──────── Source records ────────

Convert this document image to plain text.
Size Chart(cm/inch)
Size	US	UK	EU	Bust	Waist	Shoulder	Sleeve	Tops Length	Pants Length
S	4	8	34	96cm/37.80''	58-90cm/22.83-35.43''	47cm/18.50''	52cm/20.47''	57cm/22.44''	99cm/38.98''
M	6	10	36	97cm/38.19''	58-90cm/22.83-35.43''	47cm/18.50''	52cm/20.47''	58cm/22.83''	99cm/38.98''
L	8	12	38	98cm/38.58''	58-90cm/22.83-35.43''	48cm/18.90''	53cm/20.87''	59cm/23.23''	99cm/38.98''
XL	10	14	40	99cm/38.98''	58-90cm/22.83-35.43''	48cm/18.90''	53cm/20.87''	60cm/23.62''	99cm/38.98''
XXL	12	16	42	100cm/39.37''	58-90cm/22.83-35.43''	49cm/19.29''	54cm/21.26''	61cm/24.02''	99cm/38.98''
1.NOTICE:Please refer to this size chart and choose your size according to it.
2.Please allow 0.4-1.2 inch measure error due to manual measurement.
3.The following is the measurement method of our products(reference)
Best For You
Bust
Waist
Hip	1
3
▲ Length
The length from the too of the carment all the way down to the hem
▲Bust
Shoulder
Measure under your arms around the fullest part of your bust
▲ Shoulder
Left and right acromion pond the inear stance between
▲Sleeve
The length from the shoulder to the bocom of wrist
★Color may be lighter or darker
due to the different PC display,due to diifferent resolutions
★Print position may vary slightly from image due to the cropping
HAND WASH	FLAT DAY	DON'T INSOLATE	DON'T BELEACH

────────

> [Short problem] Write down the number of lines where the word "image" appears, and nothing further.

> [Finished task] 2